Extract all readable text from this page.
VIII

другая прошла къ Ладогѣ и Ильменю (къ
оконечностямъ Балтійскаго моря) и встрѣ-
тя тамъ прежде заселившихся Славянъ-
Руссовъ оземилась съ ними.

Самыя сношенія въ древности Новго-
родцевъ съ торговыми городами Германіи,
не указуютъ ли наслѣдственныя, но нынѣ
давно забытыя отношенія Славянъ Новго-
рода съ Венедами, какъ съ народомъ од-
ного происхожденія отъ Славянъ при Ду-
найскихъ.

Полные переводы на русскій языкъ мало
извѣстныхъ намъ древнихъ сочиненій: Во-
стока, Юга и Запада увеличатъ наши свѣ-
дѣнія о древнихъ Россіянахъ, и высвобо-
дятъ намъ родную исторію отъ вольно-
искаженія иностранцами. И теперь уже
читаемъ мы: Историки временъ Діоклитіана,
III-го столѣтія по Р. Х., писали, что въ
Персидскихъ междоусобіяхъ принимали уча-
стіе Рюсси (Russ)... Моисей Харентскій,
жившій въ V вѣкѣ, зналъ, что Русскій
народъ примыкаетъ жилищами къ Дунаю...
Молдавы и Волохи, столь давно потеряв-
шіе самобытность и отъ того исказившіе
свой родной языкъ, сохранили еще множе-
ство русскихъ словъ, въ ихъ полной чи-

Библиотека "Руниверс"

_What the task requires_
Each line above that holds the string "намъ" should be copied and shown.

_Output for this task_
извѣстныхъ намъ древнихъ сочиненій: Во-
дятъ намъ родную исторію отъ вольно-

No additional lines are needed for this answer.